**Work to complete:** Search the data below for "Doba"; list each line that holds it.

Entries from a dataset

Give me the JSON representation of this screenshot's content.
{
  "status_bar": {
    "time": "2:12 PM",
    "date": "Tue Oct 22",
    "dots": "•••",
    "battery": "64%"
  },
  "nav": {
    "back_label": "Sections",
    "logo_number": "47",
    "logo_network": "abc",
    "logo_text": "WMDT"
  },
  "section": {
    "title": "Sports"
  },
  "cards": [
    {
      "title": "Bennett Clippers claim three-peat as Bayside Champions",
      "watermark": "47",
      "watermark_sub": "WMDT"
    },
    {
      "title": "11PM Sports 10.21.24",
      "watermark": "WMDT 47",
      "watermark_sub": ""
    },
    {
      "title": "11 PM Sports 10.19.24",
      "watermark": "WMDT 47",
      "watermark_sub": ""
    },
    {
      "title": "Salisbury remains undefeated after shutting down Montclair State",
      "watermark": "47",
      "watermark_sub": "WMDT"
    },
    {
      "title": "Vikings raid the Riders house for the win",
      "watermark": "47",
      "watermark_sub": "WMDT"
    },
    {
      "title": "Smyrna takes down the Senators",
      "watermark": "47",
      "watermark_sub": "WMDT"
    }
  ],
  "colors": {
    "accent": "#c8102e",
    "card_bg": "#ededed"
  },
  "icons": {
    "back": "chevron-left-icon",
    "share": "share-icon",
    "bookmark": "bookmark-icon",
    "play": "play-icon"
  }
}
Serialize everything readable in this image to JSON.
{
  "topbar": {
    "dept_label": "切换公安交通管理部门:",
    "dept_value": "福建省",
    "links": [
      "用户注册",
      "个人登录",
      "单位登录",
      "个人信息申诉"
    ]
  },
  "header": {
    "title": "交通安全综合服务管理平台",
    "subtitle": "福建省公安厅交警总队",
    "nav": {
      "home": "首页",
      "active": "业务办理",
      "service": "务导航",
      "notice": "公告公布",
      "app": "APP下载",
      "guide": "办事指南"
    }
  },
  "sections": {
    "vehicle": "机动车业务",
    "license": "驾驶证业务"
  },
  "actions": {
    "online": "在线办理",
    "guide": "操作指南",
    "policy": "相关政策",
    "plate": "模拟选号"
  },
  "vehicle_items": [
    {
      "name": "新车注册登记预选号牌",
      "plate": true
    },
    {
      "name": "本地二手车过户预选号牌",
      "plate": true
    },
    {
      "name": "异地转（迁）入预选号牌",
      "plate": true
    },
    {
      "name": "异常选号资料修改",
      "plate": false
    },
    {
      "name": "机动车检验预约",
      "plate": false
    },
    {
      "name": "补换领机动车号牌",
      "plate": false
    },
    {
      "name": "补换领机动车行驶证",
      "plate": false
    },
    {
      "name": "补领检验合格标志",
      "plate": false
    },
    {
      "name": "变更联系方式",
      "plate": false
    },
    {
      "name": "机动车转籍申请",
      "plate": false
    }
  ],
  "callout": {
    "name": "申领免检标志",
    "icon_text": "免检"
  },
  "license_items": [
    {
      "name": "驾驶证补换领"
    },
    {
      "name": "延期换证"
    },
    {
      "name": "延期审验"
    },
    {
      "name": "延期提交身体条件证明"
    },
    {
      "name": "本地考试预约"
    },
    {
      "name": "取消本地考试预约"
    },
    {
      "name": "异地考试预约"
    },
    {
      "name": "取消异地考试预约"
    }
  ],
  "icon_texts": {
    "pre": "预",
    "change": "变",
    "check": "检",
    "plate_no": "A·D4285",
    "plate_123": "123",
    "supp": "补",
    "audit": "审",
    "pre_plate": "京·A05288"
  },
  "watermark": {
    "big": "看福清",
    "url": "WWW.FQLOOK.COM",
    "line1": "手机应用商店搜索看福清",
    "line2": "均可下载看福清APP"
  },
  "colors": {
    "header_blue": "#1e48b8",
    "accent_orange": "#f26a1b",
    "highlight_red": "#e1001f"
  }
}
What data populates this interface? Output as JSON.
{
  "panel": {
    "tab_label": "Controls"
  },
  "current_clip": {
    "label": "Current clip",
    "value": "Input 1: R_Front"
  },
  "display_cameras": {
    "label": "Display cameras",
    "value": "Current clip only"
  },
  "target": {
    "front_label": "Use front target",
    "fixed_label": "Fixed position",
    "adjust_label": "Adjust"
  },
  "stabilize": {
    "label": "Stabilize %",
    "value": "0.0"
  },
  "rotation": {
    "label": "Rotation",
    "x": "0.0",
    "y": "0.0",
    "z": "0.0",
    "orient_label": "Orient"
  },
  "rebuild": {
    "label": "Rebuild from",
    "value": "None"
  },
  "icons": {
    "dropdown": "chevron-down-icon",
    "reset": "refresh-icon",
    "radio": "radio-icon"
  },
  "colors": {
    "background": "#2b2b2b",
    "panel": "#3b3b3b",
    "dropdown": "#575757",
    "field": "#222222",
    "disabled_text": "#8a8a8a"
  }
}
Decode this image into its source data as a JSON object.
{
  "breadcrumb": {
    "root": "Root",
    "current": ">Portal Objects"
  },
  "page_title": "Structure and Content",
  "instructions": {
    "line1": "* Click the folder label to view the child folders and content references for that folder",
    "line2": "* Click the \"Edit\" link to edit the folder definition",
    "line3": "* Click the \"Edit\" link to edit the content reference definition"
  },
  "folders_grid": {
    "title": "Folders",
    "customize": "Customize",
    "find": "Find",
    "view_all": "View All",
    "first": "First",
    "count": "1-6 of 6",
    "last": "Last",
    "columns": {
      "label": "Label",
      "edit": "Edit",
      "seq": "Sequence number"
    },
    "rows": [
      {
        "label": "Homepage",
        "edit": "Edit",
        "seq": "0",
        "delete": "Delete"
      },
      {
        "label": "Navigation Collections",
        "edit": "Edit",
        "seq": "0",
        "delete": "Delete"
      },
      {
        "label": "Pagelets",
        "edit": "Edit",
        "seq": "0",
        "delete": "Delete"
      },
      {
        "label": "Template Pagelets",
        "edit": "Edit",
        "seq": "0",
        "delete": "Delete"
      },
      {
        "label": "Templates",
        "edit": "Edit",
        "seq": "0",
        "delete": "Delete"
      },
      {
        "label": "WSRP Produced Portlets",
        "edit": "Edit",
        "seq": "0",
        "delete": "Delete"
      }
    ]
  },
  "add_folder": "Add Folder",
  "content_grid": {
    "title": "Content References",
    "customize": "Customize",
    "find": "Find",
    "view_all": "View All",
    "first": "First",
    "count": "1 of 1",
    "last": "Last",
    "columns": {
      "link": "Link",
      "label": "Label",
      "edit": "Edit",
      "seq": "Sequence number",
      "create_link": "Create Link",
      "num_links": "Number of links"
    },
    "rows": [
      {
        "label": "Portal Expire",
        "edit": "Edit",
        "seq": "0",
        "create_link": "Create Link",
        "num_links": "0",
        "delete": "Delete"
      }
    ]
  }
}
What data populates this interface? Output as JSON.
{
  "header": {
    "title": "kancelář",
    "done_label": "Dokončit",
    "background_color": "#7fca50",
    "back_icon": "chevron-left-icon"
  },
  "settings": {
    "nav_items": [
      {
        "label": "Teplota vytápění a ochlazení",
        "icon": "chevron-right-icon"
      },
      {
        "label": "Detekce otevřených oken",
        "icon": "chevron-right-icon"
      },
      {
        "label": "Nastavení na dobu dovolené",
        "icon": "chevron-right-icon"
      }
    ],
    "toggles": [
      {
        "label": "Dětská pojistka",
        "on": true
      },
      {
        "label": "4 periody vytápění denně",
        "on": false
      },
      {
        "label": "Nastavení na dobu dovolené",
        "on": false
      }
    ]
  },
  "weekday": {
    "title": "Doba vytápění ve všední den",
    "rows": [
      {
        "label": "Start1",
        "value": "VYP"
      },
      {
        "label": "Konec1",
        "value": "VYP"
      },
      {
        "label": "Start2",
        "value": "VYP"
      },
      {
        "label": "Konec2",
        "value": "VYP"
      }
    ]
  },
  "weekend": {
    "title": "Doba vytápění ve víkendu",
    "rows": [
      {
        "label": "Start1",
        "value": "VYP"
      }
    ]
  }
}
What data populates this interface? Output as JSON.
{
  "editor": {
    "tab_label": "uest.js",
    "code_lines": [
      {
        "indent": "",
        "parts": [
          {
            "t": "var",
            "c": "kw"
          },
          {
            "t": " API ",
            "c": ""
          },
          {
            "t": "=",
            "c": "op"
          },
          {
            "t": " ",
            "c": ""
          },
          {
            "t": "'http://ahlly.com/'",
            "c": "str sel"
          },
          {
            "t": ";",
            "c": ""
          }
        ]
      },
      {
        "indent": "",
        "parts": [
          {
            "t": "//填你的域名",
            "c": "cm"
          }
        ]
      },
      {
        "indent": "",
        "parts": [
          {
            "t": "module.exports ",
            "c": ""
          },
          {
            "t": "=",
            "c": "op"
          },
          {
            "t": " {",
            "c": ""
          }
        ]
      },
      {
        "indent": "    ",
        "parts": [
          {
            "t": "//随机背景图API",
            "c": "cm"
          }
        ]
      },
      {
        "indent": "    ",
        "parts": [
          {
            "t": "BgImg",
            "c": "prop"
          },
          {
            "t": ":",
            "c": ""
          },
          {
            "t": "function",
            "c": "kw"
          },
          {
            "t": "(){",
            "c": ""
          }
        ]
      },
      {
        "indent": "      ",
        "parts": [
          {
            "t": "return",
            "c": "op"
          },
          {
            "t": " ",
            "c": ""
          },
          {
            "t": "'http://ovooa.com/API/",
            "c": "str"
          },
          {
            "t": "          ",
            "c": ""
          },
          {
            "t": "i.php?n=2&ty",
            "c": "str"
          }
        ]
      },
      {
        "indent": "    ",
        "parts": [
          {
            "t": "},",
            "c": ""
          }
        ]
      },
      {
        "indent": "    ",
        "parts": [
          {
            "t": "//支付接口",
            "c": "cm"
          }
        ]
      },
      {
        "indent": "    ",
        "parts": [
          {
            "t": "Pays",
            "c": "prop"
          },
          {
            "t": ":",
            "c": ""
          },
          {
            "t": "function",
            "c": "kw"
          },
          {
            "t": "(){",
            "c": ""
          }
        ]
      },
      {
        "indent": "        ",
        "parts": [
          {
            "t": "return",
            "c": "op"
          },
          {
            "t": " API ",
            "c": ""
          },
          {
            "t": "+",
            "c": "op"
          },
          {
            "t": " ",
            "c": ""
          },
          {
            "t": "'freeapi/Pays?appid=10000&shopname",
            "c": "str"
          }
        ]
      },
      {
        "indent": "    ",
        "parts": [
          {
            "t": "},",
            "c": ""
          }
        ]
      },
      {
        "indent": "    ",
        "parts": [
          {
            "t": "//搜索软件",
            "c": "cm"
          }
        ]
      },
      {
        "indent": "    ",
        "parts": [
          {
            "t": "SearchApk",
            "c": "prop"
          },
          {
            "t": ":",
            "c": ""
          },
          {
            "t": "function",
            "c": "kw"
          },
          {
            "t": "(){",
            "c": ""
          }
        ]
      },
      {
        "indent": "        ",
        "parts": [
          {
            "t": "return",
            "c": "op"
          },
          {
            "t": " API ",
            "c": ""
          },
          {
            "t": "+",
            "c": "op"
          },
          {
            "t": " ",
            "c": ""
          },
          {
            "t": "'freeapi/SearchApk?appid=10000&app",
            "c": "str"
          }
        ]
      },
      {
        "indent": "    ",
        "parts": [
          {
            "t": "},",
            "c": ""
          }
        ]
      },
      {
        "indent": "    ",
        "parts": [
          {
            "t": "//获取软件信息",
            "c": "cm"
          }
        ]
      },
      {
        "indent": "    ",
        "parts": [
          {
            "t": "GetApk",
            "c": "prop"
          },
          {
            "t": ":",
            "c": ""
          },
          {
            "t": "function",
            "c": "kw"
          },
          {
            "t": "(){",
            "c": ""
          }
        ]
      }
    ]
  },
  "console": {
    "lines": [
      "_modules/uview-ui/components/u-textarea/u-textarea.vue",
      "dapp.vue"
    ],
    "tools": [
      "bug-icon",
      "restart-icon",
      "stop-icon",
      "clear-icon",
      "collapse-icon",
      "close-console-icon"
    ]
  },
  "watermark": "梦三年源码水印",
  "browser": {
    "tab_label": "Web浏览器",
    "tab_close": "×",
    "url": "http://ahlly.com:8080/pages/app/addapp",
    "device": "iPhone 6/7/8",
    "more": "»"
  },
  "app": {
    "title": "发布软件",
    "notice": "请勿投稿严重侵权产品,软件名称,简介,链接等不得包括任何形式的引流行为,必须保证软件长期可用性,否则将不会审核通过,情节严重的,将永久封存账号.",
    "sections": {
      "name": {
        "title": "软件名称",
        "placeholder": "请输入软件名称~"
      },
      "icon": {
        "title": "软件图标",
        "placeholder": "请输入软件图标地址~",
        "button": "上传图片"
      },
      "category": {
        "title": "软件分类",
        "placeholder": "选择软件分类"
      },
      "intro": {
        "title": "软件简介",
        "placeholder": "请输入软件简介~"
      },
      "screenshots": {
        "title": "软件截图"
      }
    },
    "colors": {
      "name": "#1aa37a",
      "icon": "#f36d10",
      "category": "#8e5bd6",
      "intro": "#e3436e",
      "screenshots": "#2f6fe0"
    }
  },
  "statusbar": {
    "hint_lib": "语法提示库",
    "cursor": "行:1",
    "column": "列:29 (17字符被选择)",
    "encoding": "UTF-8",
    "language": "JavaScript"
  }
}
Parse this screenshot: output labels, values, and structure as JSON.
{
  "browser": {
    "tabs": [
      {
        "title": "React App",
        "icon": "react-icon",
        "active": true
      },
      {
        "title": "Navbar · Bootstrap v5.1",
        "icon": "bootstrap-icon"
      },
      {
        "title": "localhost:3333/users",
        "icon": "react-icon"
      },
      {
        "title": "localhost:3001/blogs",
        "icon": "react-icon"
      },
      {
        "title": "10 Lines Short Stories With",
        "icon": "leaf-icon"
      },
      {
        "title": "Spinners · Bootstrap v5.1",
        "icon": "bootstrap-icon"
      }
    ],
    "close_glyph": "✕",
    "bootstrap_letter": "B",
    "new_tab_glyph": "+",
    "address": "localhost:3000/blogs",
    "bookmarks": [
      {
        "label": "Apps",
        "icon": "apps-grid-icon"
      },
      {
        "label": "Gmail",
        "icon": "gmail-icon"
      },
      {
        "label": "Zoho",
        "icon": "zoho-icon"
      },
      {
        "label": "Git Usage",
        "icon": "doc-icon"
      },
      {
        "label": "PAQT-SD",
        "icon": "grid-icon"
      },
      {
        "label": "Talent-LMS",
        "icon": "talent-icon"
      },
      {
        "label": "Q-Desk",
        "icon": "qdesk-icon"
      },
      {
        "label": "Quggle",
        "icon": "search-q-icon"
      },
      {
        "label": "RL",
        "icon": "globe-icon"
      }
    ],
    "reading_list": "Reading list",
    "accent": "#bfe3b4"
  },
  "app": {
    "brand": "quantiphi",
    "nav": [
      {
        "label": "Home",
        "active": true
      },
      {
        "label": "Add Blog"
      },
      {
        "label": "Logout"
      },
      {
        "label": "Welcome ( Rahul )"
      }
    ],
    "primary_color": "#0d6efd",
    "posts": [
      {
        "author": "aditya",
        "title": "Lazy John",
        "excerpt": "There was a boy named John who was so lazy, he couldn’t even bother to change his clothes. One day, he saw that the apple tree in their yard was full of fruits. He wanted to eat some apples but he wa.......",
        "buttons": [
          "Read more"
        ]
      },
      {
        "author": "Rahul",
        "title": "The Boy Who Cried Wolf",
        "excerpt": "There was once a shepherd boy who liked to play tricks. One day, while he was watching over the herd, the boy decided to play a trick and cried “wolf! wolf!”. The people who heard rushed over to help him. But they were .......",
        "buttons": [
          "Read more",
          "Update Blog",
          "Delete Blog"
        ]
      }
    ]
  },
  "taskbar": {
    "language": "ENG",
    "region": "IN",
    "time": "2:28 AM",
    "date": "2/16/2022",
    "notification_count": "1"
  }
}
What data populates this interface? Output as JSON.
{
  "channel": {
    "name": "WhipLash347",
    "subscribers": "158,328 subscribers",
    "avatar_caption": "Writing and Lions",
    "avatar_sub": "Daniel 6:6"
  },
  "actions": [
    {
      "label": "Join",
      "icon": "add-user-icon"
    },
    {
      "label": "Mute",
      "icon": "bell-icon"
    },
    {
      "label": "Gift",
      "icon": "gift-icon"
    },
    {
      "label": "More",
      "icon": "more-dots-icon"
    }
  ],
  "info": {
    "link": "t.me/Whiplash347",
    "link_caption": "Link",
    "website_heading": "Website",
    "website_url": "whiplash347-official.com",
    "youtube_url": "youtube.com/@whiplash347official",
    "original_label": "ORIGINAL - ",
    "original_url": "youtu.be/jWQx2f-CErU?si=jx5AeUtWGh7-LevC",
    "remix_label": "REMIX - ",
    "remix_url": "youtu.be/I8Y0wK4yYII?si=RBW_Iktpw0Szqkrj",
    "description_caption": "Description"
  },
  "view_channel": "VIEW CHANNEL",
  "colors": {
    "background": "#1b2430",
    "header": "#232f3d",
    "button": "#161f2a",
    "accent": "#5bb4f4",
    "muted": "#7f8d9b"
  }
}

**Reply:**
    "title": "Doba vytápění ve všední den",
    "title": "Doba vytápění ve víkendu",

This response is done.